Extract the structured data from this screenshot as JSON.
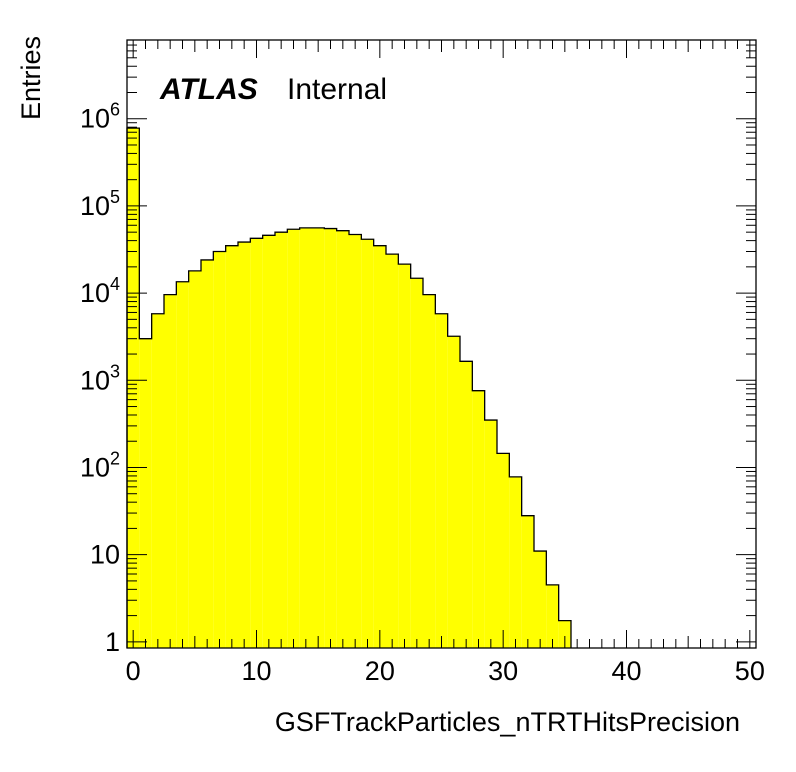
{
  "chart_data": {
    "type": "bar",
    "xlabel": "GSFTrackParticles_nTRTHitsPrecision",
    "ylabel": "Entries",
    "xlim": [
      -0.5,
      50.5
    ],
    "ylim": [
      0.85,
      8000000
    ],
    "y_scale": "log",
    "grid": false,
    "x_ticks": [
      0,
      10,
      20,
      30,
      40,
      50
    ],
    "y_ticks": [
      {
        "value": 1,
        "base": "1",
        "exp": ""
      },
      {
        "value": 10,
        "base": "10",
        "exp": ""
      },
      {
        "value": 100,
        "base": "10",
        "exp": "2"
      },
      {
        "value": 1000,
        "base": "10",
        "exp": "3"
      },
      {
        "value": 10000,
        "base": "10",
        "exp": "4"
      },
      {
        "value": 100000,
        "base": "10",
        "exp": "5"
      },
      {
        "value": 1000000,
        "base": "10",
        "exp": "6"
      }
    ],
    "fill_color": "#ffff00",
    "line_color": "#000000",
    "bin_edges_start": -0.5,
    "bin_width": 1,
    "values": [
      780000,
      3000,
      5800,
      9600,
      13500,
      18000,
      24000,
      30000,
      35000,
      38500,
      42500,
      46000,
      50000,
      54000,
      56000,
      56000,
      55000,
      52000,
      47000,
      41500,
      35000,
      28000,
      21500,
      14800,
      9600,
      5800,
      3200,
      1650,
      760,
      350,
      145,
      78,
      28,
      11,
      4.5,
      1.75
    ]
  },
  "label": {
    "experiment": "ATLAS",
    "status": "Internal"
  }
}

_____

Leave the images out, please, and restate each line word for word.

> [Answer to the problem]:
Extract the structured data from this screenshot as JSON.
{
  "chart_data": {
    "type": "bar",
    "xlabel": "GSFTrackParticles_nTRTHitsPrecision",
    "ylabel": "Entries",
    "xlim": [
      -0.5,
      50.5
    ],
    "ylim": [
      0.85,
      8000000
    ],
    "y_scale": "log",
    "grid": false,
    "x_ticks": [
      0,
      10,
      20,
      30,
      40,
      50
    ],
    "y_ticks": [
      {
        "value": 1,
        "base": "1",
        "exp": ""
      },
      {
        "value": 10,
        "base": "10",
        "exp": ""
      },
      {
        "value": 100,
        "base": "10",
        "exp": "2"
      },
      {
        "value": 1000,
        "base": "10",
        "exp": "3"
      },
      {
        "value": 10000,
        "base": "10",
        "exp": "4"
      },
      {
        "value": 100000,
        "base": "10",
        "exp": "5"
      },
      {
        "value": 1000000,
        "base": "10",
        "exp": "6"
      }
    ],
    "fill_color": "#ffff00",
    "line_color": "#000000",
    "bin_edges_start": -0.5,
    "bin_width": 1,
    "values": [
      780000,
      3000,
      5800,
      9600,
      13500,
      18000,
      24000,
      30000,
      35000,
      38500,
      42500,
      46000,
      50000,
      54000,
      56000,
      56000,
      55000,
      52000,
      47000,
      41500,
      35000,
      28000,
      21500,
      14800,
      9600,
      5800,
      3200,
      1650,
      760,
      350,
      145,
      78,
      28,
      11,
      4.5,
      1.75
    ]
  },
  "label": {
    "experiment": "ATLAS",
    "status": "Internal"
  }
}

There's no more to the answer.